### [Exercise objective]
Set down each entry exactly as given; pictures should not appear in the copy.
#### Input rows ####
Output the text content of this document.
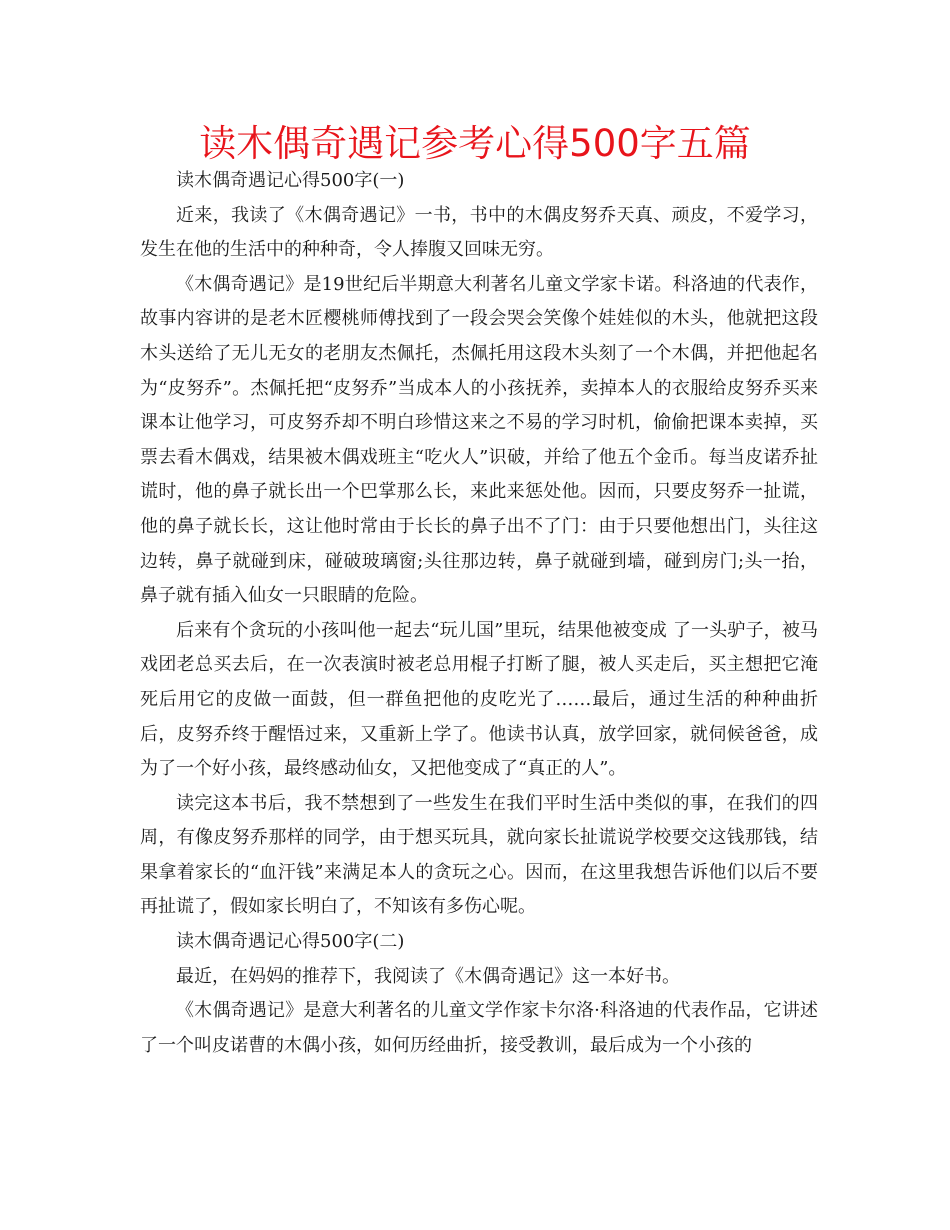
读木偶奇遇记参考心得500字五篇

读木偶奇遇记心得500字(一)

近来，我读了《木偶奇遇记》一书，书中的木偶皮努乔天真、顽皮，不爱学习，发生在他的生活中的种种奇，令人捧腹又回味无穷。

《木偶奇遇记》是19世纪后半期意大利著名儿童文学家卡诺。科洛迪的代表作，故事内容讲的是老木匠樱桃师傅找到了一段会哭会笑像个娃娃似的木头，他就把这段木头送给了无儿无女的老朋友杰佩托，杰佩托用这段木头刻了一个木偶，并把他起名为“皮努乔”。杰佩托把“皮努乔”当成本人的小孩抚养，卖掉本人的衣服给皮努乔买来课本让他学习，可皮努乔却不明白珍惜这来之不易的学习时机，偷偷把课本卖掉，买票去看木偶戏，结果被木偶戏班主“吃火人”识破，并给了他五个金币。每当皮诺乔扯谎时，他的鼻子就长出一个巴掌那么长，来此来惩处他。因而，只要皮努乔一扯谎，他的鼻子就长长，这让他时常由于长长的鼻子出不了门：由于只要他想出门，头往这边转，鼻子就碰到床，碰破玻璃窗;头往那边转，鼻子就碰到墙，碰到房门;头一抬，鼻子就有插入仙女一只眼睛的危险。

后来有个贪玩的小孩叫他一起去“玩儿国”里玩，结果他被变成 了一头驴子，被马戏团老总买去后，在一次表演时被老总用棍子打断了腿，被人买走后，买主想把它淹死后用它的皮做一面鼓，但一群鱼把他的皮吃光了……最后，通过生活的种种曲折后，皮努乔终于醒悟过来，又重新上学了。他读书认真，放学回家，就伺候爸爸，成为了一个好小孩，最终感动仙女，又把他变成了“真正的人”。

读完这本书后，我不禁想到了一些发生在我们平时生活中类似的事，在我们的四周，有像皮努乔那样的同学，由于想买玩具，就向家长扯谎说学校要交这钱那钱，结果拿着家长的“血汗钱”来满足本人的贪玩之心。因而，在这里我想告诉他们以后不要再扯谎了，假如家长明白了，不知该有多伤心呢。

读木偶奇遇记心得500字(二)

最近，在妈妈的推荐下，我阅读了《木偶奇遇记》这一本好书。

《木偶奇遇记》是意大利著名的儿童文学作家卡尔洛·科洛迪的代表作品，它讲述了一个叫皮诺曹的木偶小孩，如何历经曲折，接受教训，最后成为一个小孩的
####
### [Task result]
Output the text content of this document.
读木偶奇遇记参考心得500字五篇

读木偶奇遇记心得500字(一)

近来，我读了《木偶奇遇记》一书，书中的木偶皮努乔天真、顽皮，不爱学习，发生在他的生活中的种种奇，令人捧腹又回味无穷。

《木偶奇遇记》是19世纪后半期意大利著名儿童文学家卡诺。科洛迪的代表作，故事内容讲的是老木匠樱桃师傅找到了一段会哭会笑像个娃娃似的木头，他就把这段木头送给了无儿无女的老朋友杰佩托，杰佩托用这段木头刻了一个木偶，并把他起名为“皮努乔”。杰佩托把“皮努乔”当成本人的小孩抚养，卖掉本人的衣服给皮努乔买来课本让他学习，可皮努乔却不明白珍惜这来之不易的学习时机，偷偷把课本卖掉，买票去看木偶戏，结果被木偶戏班主“吃火人”识破，并给了他五个金币。每当皮诺乔扯谎时，他的鼻子就长出一个巴掌那么长，来此来惩处他。因而，只要皮努乔一扯谎，他的鼻子就长长，这让他时常由于长长的鼻子出不了门：由于只要他想出门，头往这边转，鼻子就碰到床，碰破玻璃窗;头往那边转，鼻子就碰到墙，碰到房门;头一抬，鼻子就有插入仙女一只眼睛的危险。

后来有个贪玩的小孩叫他一起去“玩儿国”里玩，结果他被变成 了一头驴子，被马戏团老总买去后，在一次表演时被老总用棍子打断了腿，被人买走后，买主想把它淹死后用它的皮做一面鼓，但一群鱼把他的皮吃光了……最后，通过生活的种种曲折后，皮努乔终于醒悟过来，又重新上学了。他读书认真，放学回家，就伺候爸爸，成为了一个好小孩，最终感动仙女，又把他变成了“真正的人”。

读完这本书后，我不禁想到了一些发生在我们平时生活中类似的事，在我们的四周，有像皮努乔那样的同学，由于想买玩具，就向家长扯谎说学校要交这钱那钱，结果拿着家长的“血汗钱”来满足本人的贪玩之心。因而，在这里我想告诉他们以后不要再扯谎了，假如家长明白了，不知该有多伤心呢。

读木偶奇遇记心得500字(二)

最近，在妈妈的推荐下，我阅读了《木偶奇遇记》这一本好书。

《木偶奇遇记》是意大利著名的儿童文学作家卡尔洛·科洛迪的代表作品，它讲述了一个叫皮诺曹的木偶小孩，如何历经曲折，接受教训，最后成为一个小孩的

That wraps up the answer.